— Start of Entries supplied —

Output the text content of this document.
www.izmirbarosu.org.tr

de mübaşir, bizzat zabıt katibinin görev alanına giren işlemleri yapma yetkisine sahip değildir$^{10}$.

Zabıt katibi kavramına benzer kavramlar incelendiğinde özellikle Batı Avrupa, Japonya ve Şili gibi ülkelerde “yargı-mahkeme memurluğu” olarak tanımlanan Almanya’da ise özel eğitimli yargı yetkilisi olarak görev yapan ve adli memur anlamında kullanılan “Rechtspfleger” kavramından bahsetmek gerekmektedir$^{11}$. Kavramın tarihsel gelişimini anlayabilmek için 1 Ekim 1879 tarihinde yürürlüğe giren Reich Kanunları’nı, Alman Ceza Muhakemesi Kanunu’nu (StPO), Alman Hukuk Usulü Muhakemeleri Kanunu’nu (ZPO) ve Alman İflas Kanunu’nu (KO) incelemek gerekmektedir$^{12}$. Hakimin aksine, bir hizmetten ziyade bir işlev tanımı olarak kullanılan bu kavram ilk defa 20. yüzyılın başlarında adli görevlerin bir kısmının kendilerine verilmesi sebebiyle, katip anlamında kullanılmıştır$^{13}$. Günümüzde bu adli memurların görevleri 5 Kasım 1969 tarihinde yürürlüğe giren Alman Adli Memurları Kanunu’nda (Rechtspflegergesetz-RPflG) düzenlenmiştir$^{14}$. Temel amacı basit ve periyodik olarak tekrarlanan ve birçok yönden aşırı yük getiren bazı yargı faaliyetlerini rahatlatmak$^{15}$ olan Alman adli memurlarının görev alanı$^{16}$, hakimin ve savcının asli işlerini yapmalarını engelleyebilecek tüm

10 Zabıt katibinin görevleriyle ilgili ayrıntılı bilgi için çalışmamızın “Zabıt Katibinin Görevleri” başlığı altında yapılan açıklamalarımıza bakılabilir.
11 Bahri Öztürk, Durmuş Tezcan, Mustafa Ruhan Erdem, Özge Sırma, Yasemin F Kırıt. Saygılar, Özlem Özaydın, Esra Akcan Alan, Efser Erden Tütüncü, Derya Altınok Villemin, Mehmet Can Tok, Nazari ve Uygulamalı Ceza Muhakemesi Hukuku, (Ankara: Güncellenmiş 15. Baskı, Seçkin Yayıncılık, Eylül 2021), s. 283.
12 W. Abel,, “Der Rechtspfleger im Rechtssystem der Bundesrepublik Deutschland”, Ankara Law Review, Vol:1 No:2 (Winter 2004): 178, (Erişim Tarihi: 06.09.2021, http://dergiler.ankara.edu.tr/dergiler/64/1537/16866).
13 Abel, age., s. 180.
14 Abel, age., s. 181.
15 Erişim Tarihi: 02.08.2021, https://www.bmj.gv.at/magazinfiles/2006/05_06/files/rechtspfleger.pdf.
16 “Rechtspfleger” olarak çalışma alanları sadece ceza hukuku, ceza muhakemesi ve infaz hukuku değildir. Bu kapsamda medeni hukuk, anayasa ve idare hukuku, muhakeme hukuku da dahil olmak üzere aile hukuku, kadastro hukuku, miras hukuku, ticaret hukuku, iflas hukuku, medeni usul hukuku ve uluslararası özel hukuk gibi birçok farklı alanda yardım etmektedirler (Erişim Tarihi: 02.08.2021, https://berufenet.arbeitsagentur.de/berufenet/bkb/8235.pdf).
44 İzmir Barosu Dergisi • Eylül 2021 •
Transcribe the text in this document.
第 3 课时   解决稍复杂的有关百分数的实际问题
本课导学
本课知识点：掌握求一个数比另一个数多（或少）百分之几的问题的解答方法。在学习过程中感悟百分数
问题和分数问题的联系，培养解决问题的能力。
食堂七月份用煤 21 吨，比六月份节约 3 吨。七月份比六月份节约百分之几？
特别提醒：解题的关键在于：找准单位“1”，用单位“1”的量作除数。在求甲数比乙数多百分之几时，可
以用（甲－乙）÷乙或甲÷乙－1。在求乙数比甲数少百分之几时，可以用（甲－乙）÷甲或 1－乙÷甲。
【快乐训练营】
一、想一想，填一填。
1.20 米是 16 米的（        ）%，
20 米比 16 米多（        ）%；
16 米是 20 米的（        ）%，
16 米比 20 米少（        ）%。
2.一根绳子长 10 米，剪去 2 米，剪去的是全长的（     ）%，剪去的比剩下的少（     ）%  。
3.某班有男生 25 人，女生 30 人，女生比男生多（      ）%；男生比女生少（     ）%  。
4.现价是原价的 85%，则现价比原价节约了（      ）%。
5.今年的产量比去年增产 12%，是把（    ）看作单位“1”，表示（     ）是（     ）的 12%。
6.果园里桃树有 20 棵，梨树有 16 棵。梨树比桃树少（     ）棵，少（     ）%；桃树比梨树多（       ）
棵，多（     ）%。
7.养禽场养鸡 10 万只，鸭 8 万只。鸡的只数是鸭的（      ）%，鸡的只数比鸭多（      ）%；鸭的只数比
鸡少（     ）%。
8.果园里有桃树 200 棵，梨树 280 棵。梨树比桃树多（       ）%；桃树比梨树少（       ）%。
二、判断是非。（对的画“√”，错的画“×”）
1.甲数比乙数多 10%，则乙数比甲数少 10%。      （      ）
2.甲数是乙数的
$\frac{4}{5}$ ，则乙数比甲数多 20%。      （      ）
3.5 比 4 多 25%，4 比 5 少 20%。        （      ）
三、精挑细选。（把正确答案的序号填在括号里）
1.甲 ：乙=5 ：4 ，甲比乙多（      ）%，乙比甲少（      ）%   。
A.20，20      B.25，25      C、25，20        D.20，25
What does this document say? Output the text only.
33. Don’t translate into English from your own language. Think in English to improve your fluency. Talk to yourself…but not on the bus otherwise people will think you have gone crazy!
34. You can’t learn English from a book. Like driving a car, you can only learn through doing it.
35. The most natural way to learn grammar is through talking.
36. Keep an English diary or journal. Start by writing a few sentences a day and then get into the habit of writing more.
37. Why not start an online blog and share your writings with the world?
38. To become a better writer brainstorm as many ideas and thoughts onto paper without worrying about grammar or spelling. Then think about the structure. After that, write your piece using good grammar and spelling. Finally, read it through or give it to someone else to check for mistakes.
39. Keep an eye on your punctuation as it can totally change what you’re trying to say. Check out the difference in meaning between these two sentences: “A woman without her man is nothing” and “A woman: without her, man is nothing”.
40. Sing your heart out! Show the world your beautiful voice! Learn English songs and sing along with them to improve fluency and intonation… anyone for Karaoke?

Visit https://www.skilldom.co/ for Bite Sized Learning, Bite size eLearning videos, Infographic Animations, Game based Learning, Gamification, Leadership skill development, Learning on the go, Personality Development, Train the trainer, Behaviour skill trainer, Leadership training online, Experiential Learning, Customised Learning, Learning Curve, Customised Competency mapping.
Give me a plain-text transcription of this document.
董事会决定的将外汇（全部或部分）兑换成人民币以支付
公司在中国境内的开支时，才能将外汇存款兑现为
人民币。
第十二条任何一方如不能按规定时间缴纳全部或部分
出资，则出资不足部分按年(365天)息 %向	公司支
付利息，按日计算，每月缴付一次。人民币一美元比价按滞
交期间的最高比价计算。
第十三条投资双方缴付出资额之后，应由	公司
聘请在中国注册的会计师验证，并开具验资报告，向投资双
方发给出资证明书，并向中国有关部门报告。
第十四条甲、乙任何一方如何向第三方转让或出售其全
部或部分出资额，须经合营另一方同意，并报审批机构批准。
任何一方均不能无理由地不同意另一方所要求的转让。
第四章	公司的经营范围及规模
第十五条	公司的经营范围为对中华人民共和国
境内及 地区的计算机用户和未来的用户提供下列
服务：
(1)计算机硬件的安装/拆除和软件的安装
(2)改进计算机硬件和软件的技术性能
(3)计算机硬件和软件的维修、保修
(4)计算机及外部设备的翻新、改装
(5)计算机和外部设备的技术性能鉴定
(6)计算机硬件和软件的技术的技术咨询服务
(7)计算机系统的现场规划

— End of Entries supplied —

## Stated exercise
Pick out, from the lines above, every one that contains the string "katibinin".

## Written response
de mübaşir, bizzat zabıt katibinin görev alanına giren işlemleri yapma yetkisine sahip değildir$^{10}$.
10 Zabıt katibinin görevleriyle ilgili ayrıntılı bilgi için çalışmamızın “Zabıt Katibinin Görevleri” başlığı altında yapılan açıklamalarımıza bakılabilir.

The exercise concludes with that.